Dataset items
.....
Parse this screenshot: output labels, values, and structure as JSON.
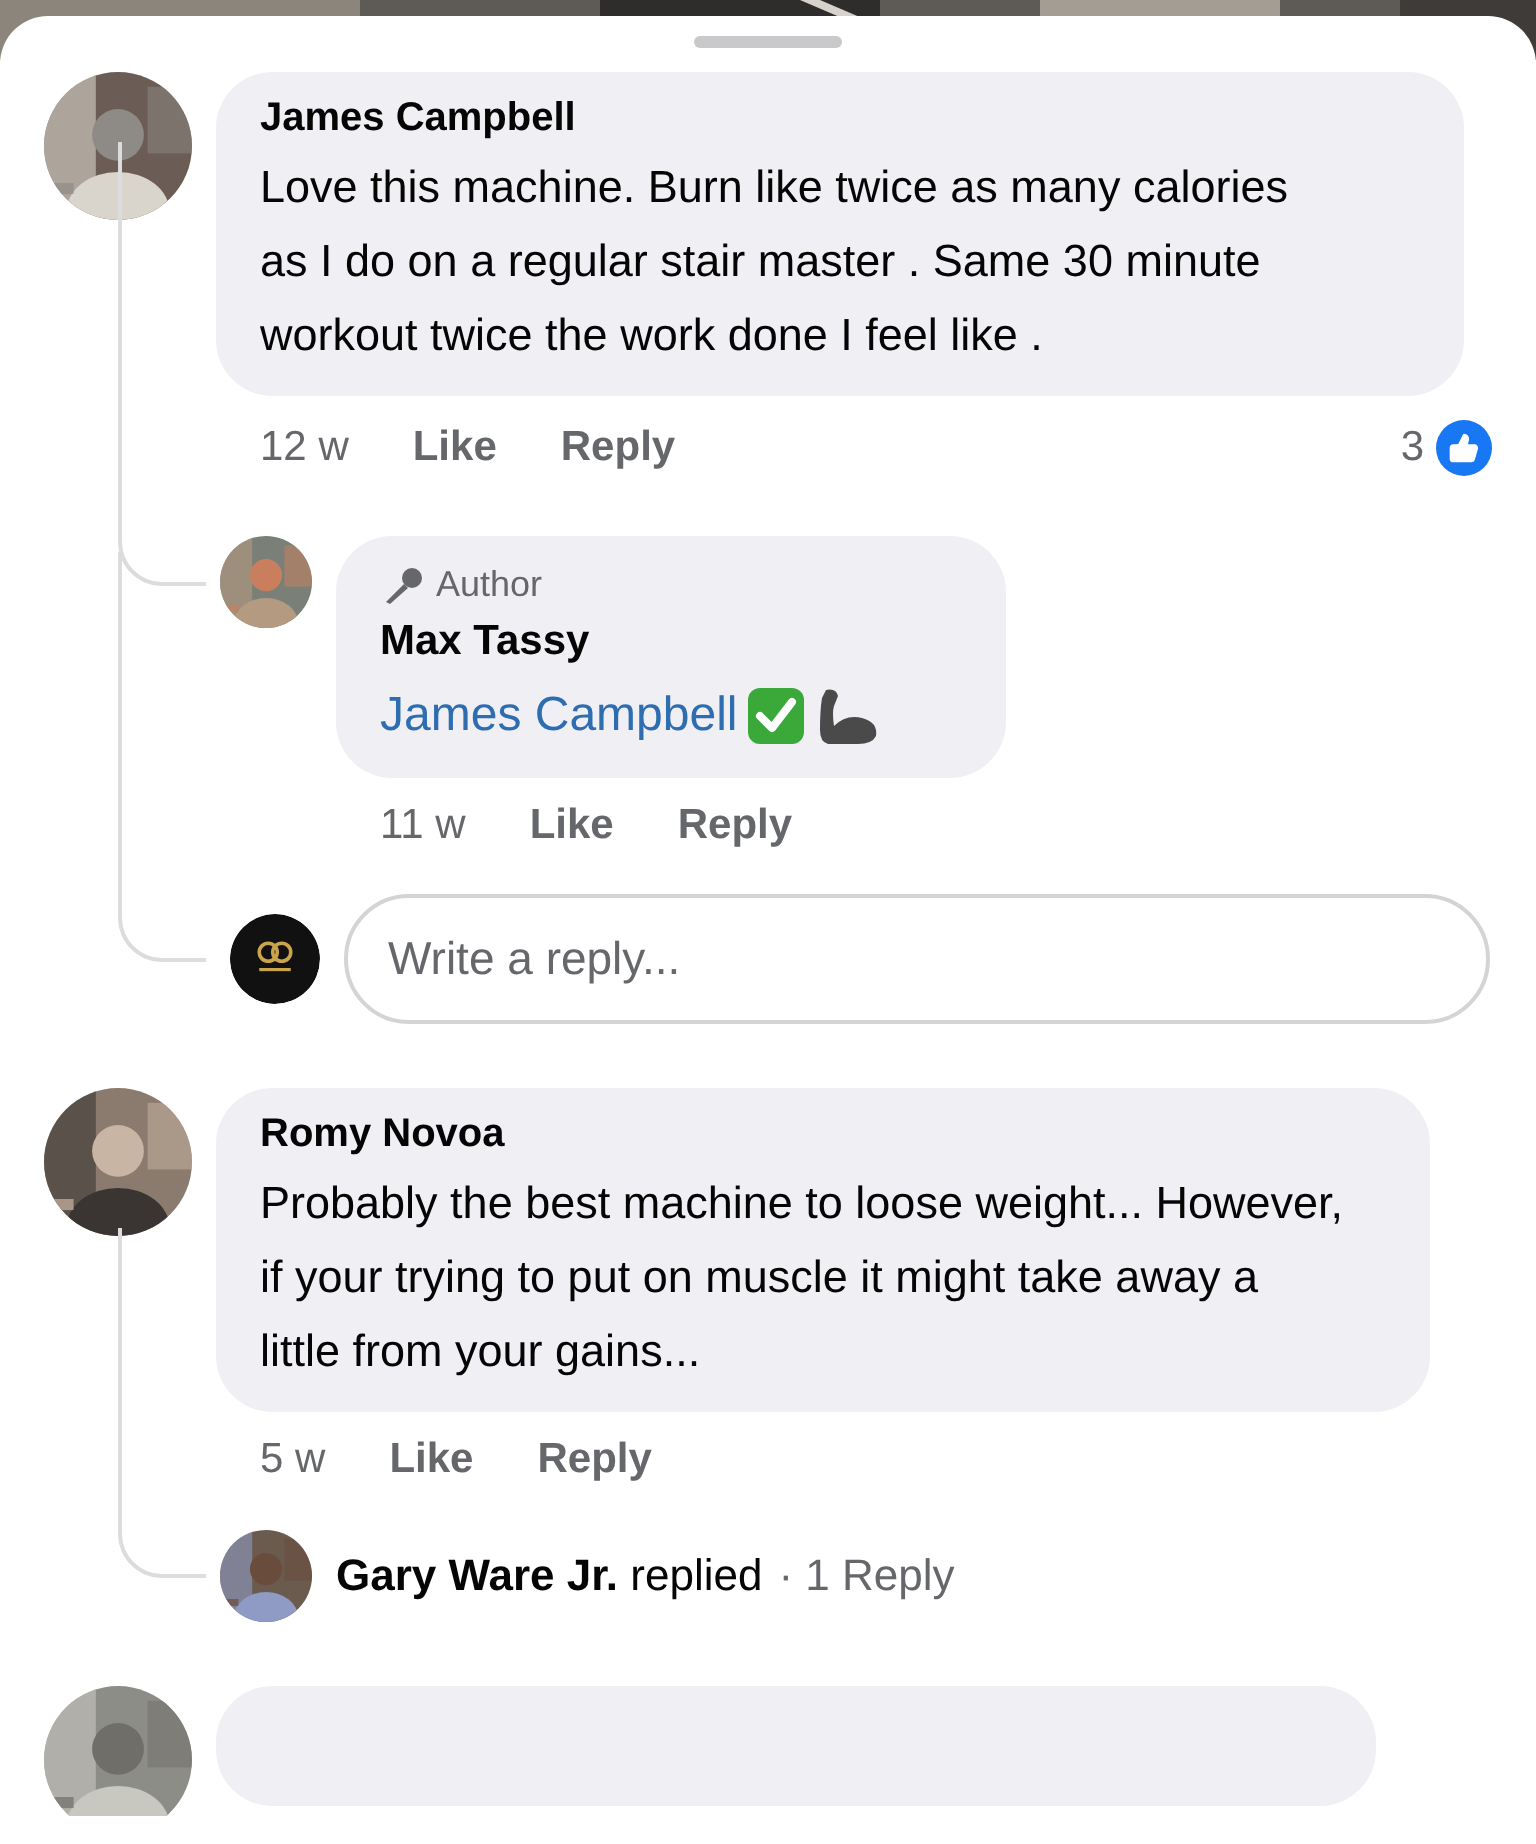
{
  "comments": [
    {
      "kind": "comment",
      "author": "James Campbell",
      "text": "Love this machine. Burn like twice as many calories as I do on a regular stair master . Same 30 minute workout twice the work done I feel like .",
      "time": "12 w",
      "actions": [
        "Like",
        "Reply"
      ],
      "reaction_count": "3",
      "replies": [
        {
          "badge": "Author",
          "author": "Max Tassy",
          "mention": "James Campbell",
          "time": "11 w",
          "actions": [
            "Like",
            "Reply"
          ]
        }
      ],
      "reply_field": {
        "placeholder": "Write a reply..."
      }
    },
    {
      "kind": "comment",
      "author": "Romy Novoa",
      "text": "Probably the best machine to loose weight... However, if your trying to put on muscle it might take away a little from your gains...",
      "time": "5 w",
      "actions": [
        "Like",
        "Reply"
      ],
      "replies_summary": {
        "who": "**Gary Ware Jr.** replied",
        "count": "· 1 Reply"
      }
    },
    {
      "kind": "cut_off"
    }
  ]
}
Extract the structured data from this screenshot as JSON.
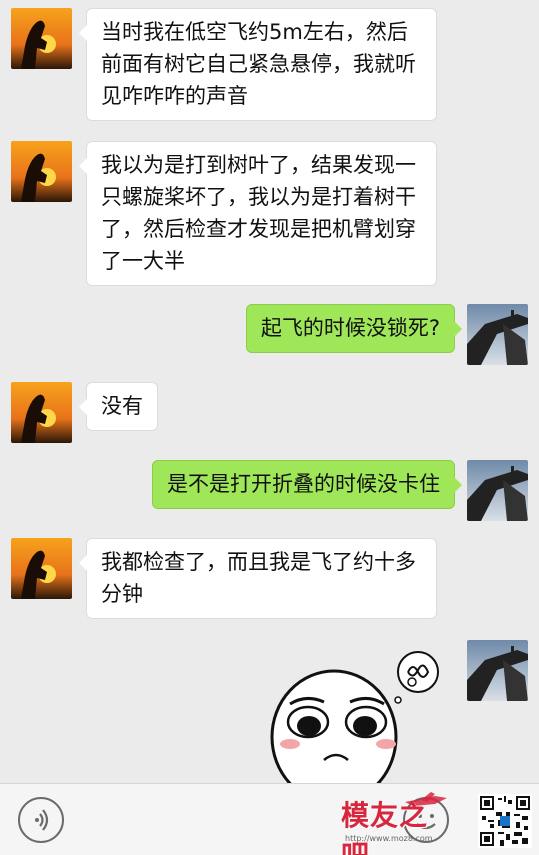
{
  "messages": [
    {
      "side": "in",
      "text": "当时我在低空飞约5m左右，然后前面有树它自己紧急悬停，我就听见咋咋咋的声音"
    },
    {
      "side": "in",
      "text": "我以为是打到树叶了，结果发现一只螺旋桨坏了，我以为是打着树干了，然后检查才发现是把机臂划穿了一大半"
    },
    {
      "side": "out",
      "text": "起飞的时候没锁死?"
    },
    {
      "side": "in",
      "text": "没有"
    },
    {
      "side": "out",
      "text": "是不是打开折叠的时候没卡住"
    },
    {
      "side": "in",
      "text": "我都检查了，而且我是飞了约十多分钟"
    },
    {
      "side": "out",
      "type": "sticker",
      "sticker": "worried-face-sticker"
    }
  ],
  "watermark": {
    "text": "模友之吧",
    "url": "http://www.moz8.com"
  },
  "colors": {
    "outgoing_bubble": "#9fe658",
    "incoming_bubble": "#ffffff",
    "background": "#ebebeb",
    "watermark": "#d7263d"
  },
  "icons": {
    "voice": "voice-icon",
    "emoji": "emoji-icon",
    "qr": "qr-code"
  }
}
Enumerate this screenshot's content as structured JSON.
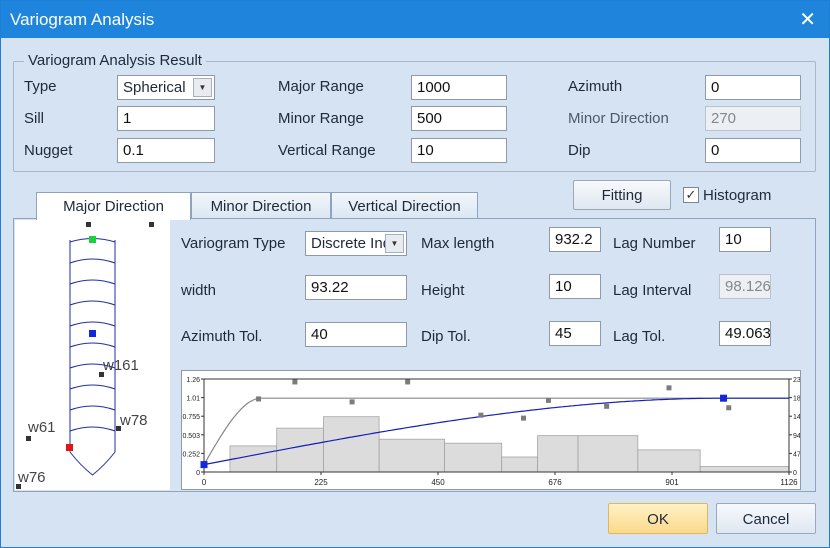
{
  "window": {
    "title": "Variogram Analysis"
  },
  "result": {
    "legend": "Variogram Analysis Result",
    "type_label": "Type",
    "type_value": "Spherical",
    "sill_label": "Sill",
    "sill_value": "1",
    "nugget_label": "Nugget",
    "nugget_value": "0.1",
    "major_range_label": "Major Range",
    "major_range_value": "1000",
    "minor_range_label": "Minor Range",
    "minor_range_value": "500",
    "vertical_range_label": "Vertical Range",
    "vertical_range_value": "10",
    "azimuth_label": "Azimuth",
    "azimuth_value": "0",
    "minor_direction_label": "Minor Direction",
    "minor_direction_value": "270",
    "dip_label": "Dip",
    "dip_value": "0"
  },
  "fitting_button": "Fitting",
  "histogram": {
    "label": "Histogram",
    "checked": true,
    "check_glyph": "✓"
  },
  "tabs": [
    "Major Direction",
    "Minor Direction",
    "Vertical Direction"
  ],
  "params": {
    "variogram_type_label": "Variogram Type",
    "variogram_type_value": "Discrete Ind",
    "width_label": "width",
    "width_value": "93.22",
    "azimuth_tol_label": "Azimuth Tol.",
    "azimuth_tol_value": "40",
    "max_length_label": "Max length",
    "max_length_value": "932.2",
    "height_label": "Height",
    "height_value": "10",
    "dip_tol_label": "Dip Tol.",
    "dip_tol_value": "45",
    "lag_number_label": "Lag Number",
    "lag_number_value": "10",
    "lag_interval_label": "Lag Interval",
    "lag_interval_value": "98.126",
    "lag_tol_label": "Lag Tol.",
    "lag_tol_value": "49.063"
  },
  "wells": [
    "w161",
    "w78",
    "w61",
    "w76"
  ],
  "chart_data": {
    "type": "bar",
    "x_ticks": [
      "0",
      "225",
      "450",
      "676",
      "901",
      "1126"
    ],
    "x_range": [
      0,
      1126
    ],
    "y_left_ticks": [
      "0",
      "0.252",
      "0.503",
      "0.755",
      "1.01",
      "1.26"
    ],
    "y_left_range": [
      0,
      1.26
    ],
    "y_right_ticks": [
      "0",
      "471",
      "942",
      "1412",
      "1883",
      "2354"
    ],
    "y_right_range": [
      0,
      2354
    ],
    "histogram_bars": [
      {
        "x0": 50,
        "x1": 140,
        "v": 660
      },
      {
        "x0": 140,
        "x1": 230,
        "v": 1110
      },
      {
        "x0": 230,
        "x1": 337,
        "v": 1400
      },
      {
        "x0": 337,
        "x1": 463,
        "v": 830
      },
      {
        "x0": 463,
        "x1": 573,
        "v": 730
      },
      {
        "x0": 573,
        "x1": 642,
        "v": 380
      },
      {
        "x0": 642,
        "x1": 720,
        "v": 920
      },
      {
        "x0": 720,
        "x1": 835,
        "v": 920
      },
      {
        "x0": 835,
        "x1": 955,
        "v": 560
      },
      {
        "x0": 955,
        "x1": 1126,
        "v": 140
      }
    ],
    "experimental_points": [
      {
        "x": 105,
        "y": 0.99
      },
      {
        "x": 175,
        "y": 1.22
      },
      {
        "x": 285,
        "y": 0.95
      },
      {
        "x": 392,
        "y": 1.22
      },
      {
        "x": 533,
        "y": 0.77
      },
      {
        "x": 615,
        "y": 0.73
      },
      {
        "x": 663,
        "y": 0.97
      },
      {
        "x": 775,
        "y": 0.89
      },
      {
        "x": 895,
        "y": 1.14
      },
      {
        "x": 1010,
        "y": 0.87
      }
    ],
    "model_fit_major": {
      "nugget": 0.1,
      "sill": 1,
      "range": 1000
    },
    "model_reference": {
      "nugget": 0.1,
      "sill": 1,
      "range": 110
    },
    "control_points": [
      {
        "x": 0,
        "y": 0.1
      },
      {
        "x": 1000,
        "y": 1.0
      }
    ]
  },
  "dialog_buttons": {
    "ok": "OK",
    "cancel": "Cancel"
  }
}
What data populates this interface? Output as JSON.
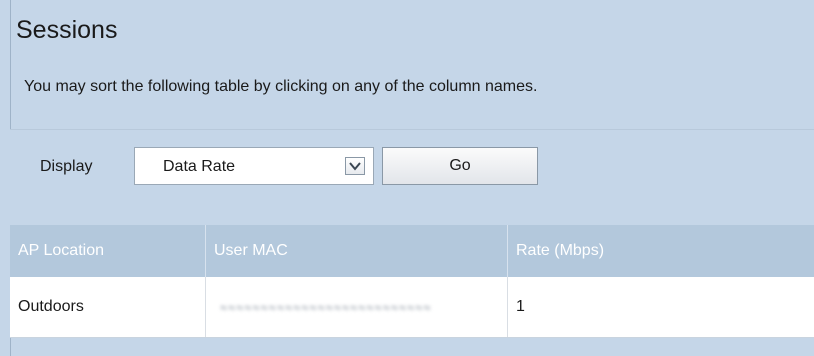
{
  "page": {
    "title": "Sessions",
    "description": "You may sort the following table by clicking on any of the column names."
  },
  "toolbar": {
    "display_label": "Display",
    "select": {
      "selected": "Data Rate",
      "icon": "chevron-down-icon"
    },
    "go_label": "Go"
  },
  "table": {
    "columns": [
      "AP Location",
      "User MAC",
      "Rate (Mbps)"
    ],
    "rows": [
      {
        "ap_location": "Outdoors",
        "user_mac": "",
        "rate": "1"
      }
    ]
  },
  "colors": {
    "background": "#c5d6e8",
    "header": "#b3c8dc",
    "row": "#ffffff"
  }
}
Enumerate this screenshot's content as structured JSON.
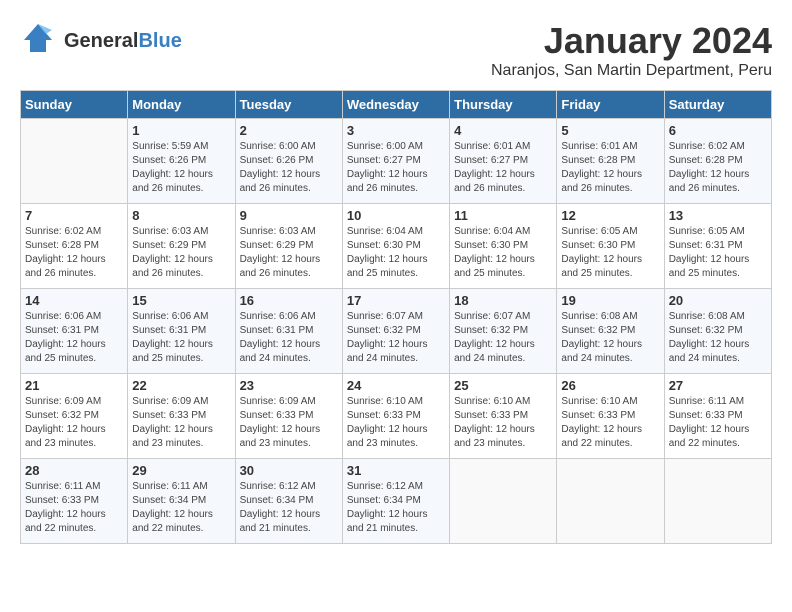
{
  "header": {
    "logo_general": "General",
    "logo_blue": "Blue",
    "month_title": "January 2024",
    "location": "Naranjos, San Martin Department, Peru"
  },
  "days_of_week": [
    "Sunday",
    "Monday",
    "Tuesday",
    "Wednesday",
    "Thursday",
    "Friday",
    "Saturday"
  ],
  "weeks": [
    [
      {
        "day": "",
        "info": ""
      },
      {
        "day": "1",
        "info": "Sunrise: 5:59 AM\nSunset: 6:26 PM\nDaylight: 12 hours\nand 26 minutes."
      },
      {
        "day": "2",
        "info": "Sunrise: 6:00 AM\nSunset: 6:26 PM\nDaylight: 12 hours\nand 26 minutes."
      },
      {
        "day": "3",
        "info": "Sunrise: 6:00 AM\nSunset: 6:27 PM\nDaylight: 12 hours\nand 26 minutes."
      },
      {
        "day": "4",
        "info": "Sunrise: 6:01 AM\nSunset: 6:27 PM\nDaylight: 12 hours\nand 26 minutes."
      },
      {
        "day": "5",
        "info": "Sunrise: 6:01 AM\nSunset: 6:28 PM\nDaylight: 12 hours\nand 26 minutes."
      },
      {
        "day": "6",
        "info": "Sunrise: 6:02 AM\nSunset: 6:28 PM\nDaylight: 12 hours\nand 26 minutes."
      }
    ],
    [
      {
        "day": "7",
        "info": "Sunrise: 6:02 AM\nSunset: 6:28 PM\nDaylight: 12 hours\nand 26 minutes."
      },
      {
        "day": "8",
        "info": "Sunrise: 6:03 AM\nSunset: 6:29 PM\nDaylight: 12 hours\nand 26 minutes."
      },
      {
        "day": "9",
        "info": "Sunrise: 6:03 AM\nSunset: 6:29 PM\nDaylight: 12 hours\nand 26 minutes."
      },
      {
        "day": "10",
        "info": "Sunrise: 6:04 AM\nSunset: 6:30 PM\nDaylight: 12 hours\nand 25 minutes."
      },
      {
        "day": "11",
        "info": "Sunrise: 6:04 AM\nSunset: 6:30 PM\nDaylight: 12 hours\nand 25 minutes."
      },
      {
        "day": "12",
        "info": "Sunrise: 6:05 AM\nSunset: 6:30 PM\nDaylight: 12 hours\nand 25 minutes."
      },
      {
        "day": "13",
        "info": "Sunrise: 6:05 AM\nSunset: 6:31 PM\nDaylight: 12 hours\nand 25 minutes."
      }
    ],
    [
      {
        "day": "14",
        "info": "Sunrise: 6:06 AM\nSunset: 6:31 PM\nDaylight: 12 hours\nand 25 minutes."
      },
      {
        "day": "15",
        "info": "Sunrise: 6:06 AM\nSunset: 6:31 PM\nDaylight: 12 hours\nand 25 minutes."
      },
      {
        "day": "16",
        "info": "Sunrise: 6:06 AM\nSunset: 6:31 PM\nDaylight: 12 hours\nand 24 minutes."
      },
      {
        "day": "17",
        "info": "Sunrise: 6:07 AM\nSunset: 6:32 PM\nDaylight: 12 hours\nand 24 minutes."
      },
      {
        "day": "18",
        "info": "Sunrise: 6:07 AM\nSunset: 6:32 PM\nDaylight: 12 hours\nand 24 minutes."
      },
      {
        "day": "19",
        "info": "Sunrise: 6:08 AM\nSunset: 6:32 PM\nDaylight: 12 hours\nand 24 minutes."
      },
      {
        "day": "20",
        "info": "Sunrise: 6:08 AM\nSunset: 6:32 PM\nDaylight: 12 hours\nand 24 minutes."
      }
    ],
    [
      {
        "day": "21",
        "info": "Sunrise: 6:09 AM\nSunset: 6:32 PM\nDaylight: 12 hours\nand 23 minutes."
      },
      {
        "day": "22",
        "info": "Sunrise: 6:09 AM\nSunset: 6:33 PM\nDaylight: 12 hours\nand 23 minutes."
      },
      {
        "day": "23",
        "info": "Sunrise: 6:09 AM\nSunset: 6:33 PM\nDaylight: 12 hours\nand 23 minutes."
      },
      {
        "day": "24",
        "info": "Sunrise: 6:10 AM\nSunset: 6:33 PM\nDaylight: 12 hours\nand 23 minutes."
      },
      {
        "day": "25",
        "info": "Sunrise: 6:10 AM\nSunset: 6:33 PM\nDaylight: 12 hours\nand 23 minutes."
      },
      {
        "day": "26",
        "info": "Sunrise: 6:10 AM\nSunset: 6:33 PM\nDaylight: 12 hours\nand 22 minutes."
      },
      {
        "day": "27",
        "info": "Sunrise: 6:11 AM\nSunset: 6:33 PM\nDaylight: 12 hours\nand 22 minutes."
      }
    ],
    [
      {
        "day": "28",
        "info": "Sunrise: 6:11 AM\nSunset: 6:33 PM\nDaylight: 12 hours\nand 22 minutes."
      },
      {
        "day": "29",
        "info": "Sunrise: 6:11 AM\nSunset: 6:34 PM\nDaylight: 12 hours\nand 22 minutes."
      },
      {
        "day": "30",
        "info": "Sunrise: 6:12 AM\nSunset: 6:34 PM\nDaylight: 12 hours\nand 21 minutes."
      },
      {
        "day": "31",
        "info": "Sunrise: 6:12 AM\nSunset: 6:34 PM\nDaylight: 12 hours\nand 21 minutes."
      },
      {
        "day": "",
        "info": ""
      },
      {
        "day": "",
        "info": ""
      },
      {
        "day": "",
        "info": ""
      }
    ]
  ]
}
.....
◆ **WHAT YOU ARE ASKED TO DO**
Copy every line of the listing containing the string "Campbell".

◆ **OUTPUT OF THE EXERCISE**
      "author": "James Campbell",
          "mention": "James Campbell",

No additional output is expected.